— start Listing —

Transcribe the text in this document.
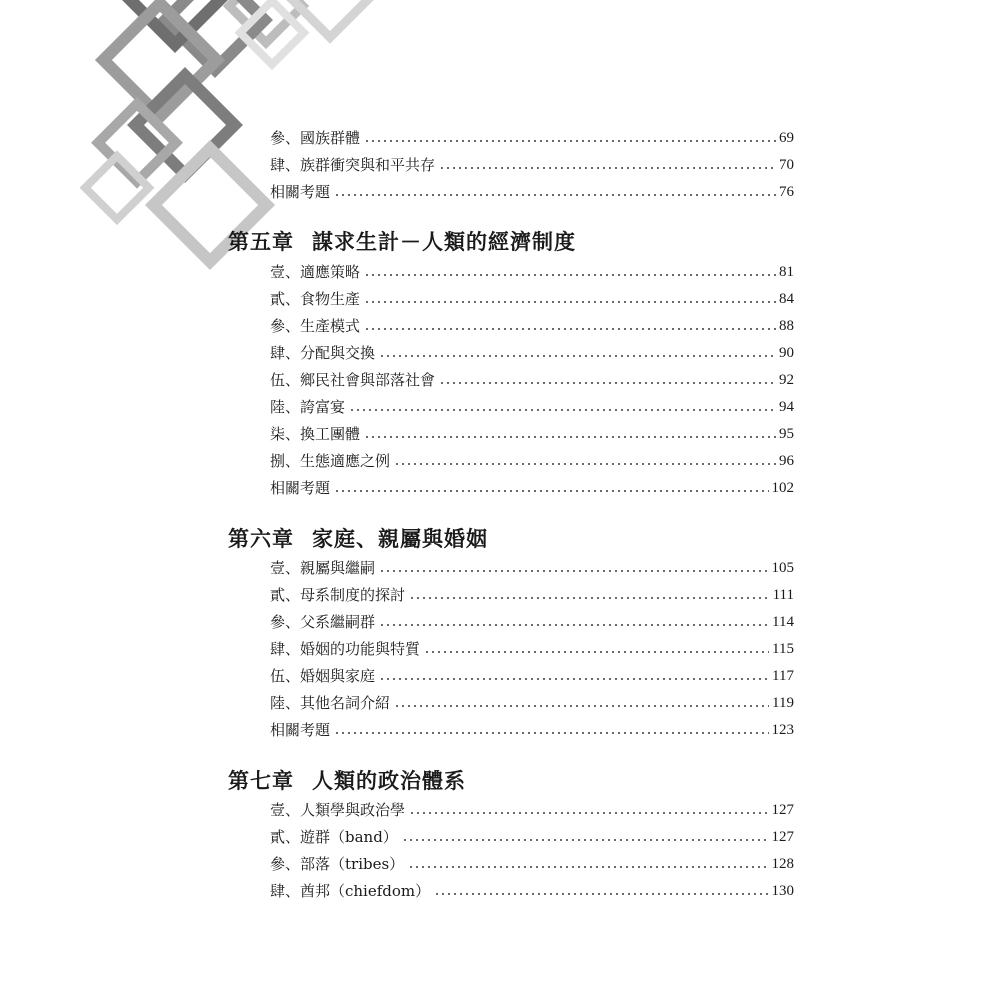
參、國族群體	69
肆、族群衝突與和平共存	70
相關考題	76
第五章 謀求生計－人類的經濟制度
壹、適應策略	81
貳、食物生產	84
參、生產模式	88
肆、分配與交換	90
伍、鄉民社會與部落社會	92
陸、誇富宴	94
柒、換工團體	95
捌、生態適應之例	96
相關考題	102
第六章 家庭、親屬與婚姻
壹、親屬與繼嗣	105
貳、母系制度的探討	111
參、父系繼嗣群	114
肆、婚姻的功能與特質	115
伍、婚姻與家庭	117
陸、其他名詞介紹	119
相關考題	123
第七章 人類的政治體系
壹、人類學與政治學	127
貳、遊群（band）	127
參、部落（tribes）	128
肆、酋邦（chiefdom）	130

— end Listing —
— start Listing —

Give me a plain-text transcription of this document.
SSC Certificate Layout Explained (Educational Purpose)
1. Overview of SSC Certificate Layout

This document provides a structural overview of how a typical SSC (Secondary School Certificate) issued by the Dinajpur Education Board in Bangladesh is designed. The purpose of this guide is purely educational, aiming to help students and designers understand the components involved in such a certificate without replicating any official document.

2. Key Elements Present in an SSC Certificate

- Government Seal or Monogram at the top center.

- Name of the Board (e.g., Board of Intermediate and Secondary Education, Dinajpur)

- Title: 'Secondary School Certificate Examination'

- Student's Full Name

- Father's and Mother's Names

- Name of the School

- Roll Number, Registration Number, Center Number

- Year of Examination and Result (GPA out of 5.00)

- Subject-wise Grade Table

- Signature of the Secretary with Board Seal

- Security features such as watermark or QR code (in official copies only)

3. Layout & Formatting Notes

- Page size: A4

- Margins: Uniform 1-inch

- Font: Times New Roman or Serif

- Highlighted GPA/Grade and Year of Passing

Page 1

— end Listing —
— start Listing —

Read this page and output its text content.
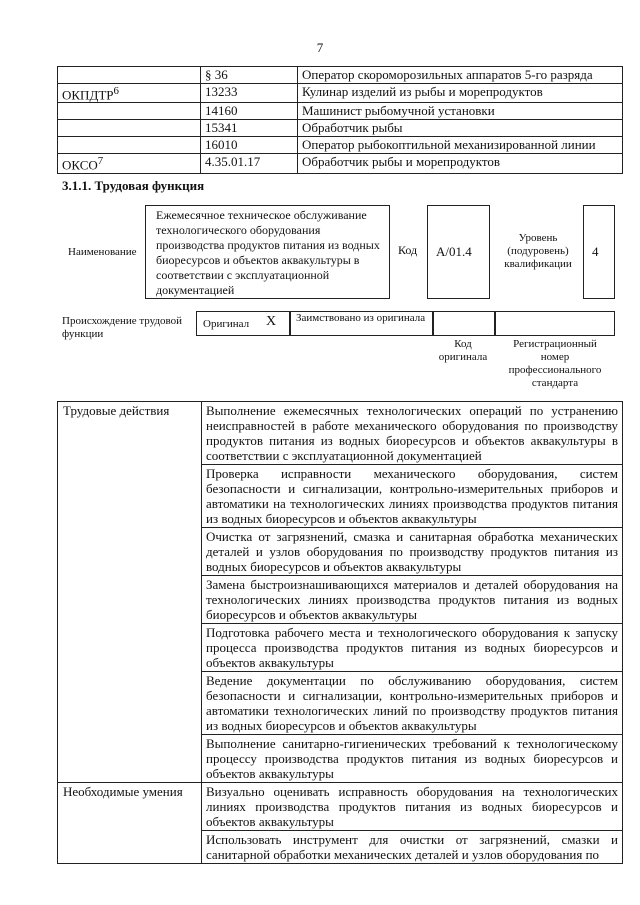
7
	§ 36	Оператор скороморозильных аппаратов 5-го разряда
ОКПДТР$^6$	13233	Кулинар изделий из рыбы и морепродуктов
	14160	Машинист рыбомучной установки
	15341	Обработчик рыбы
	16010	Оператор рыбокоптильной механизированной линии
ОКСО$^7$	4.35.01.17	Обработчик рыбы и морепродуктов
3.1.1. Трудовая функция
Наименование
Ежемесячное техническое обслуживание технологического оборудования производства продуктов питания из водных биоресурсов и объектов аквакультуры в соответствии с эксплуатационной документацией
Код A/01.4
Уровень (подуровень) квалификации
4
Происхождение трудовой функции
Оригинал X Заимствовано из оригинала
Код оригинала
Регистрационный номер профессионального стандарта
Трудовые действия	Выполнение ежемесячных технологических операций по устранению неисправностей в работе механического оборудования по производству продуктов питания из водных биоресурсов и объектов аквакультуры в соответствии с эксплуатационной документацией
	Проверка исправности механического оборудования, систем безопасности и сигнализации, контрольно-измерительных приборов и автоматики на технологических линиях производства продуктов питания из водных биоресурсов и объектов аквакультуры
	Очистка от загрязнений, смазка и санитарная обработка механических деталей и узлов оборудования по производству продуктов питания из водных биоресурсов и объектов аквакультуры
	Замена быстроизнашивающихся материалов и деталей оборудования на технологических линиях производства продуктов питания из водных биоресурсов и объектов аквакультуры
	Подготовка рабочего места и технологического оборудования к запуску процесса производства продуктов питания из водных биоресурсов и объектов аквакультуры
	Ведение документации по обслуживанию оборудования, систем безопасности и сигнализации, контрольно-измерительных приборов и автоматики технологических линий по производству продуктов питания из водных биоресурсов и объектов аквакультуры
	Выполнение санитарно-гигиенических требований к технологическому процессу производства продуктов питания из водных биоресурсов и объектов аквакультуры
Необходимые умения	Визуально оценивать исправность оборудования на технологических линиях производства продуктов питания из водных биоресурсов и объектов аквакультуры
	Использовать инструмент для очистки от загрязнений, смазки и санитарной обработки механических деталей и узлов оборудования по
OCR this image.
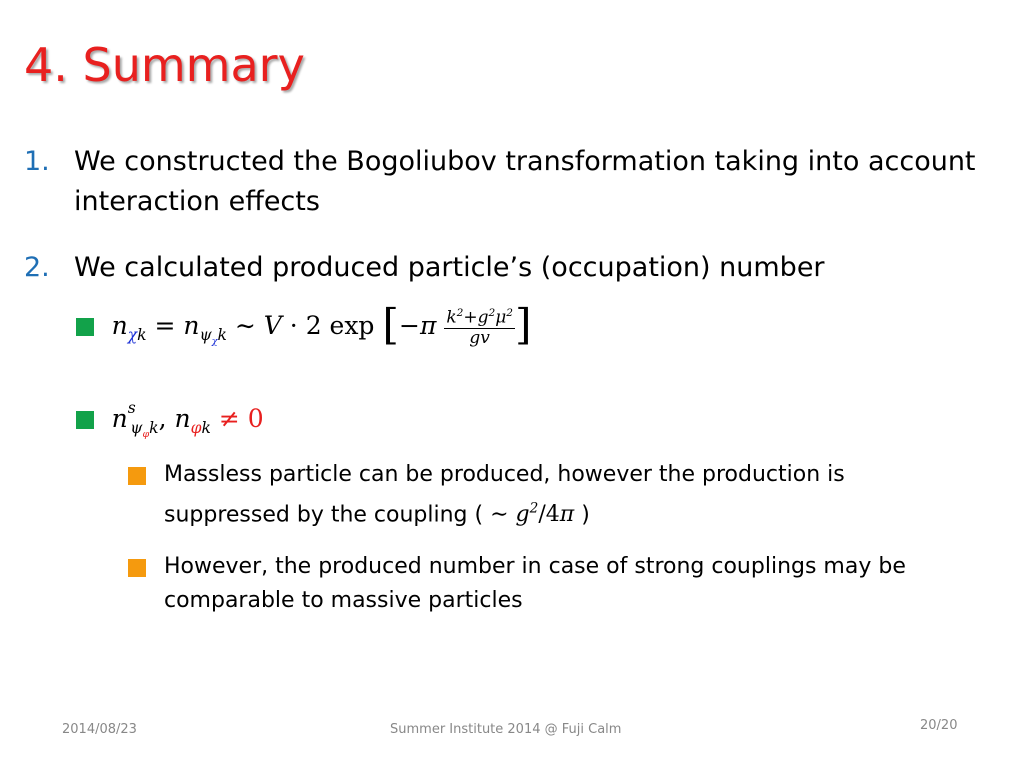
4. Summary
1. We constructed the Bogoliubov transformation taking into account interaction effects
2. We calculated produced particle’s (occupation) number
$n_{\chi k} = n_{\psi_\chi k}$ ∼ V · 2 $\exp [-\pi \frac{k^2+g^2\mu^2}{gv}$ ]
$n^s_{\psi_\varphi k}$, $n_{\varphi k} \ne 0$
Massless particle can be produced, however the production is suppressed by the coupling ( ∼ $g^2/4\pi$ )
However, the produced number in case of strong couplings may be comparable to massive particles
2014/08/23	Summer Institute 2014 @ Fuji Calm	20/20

— end Listing —

Stated problem:
Write down the number of lines where the word "автоматики" appears, and nothing further.

Response:
2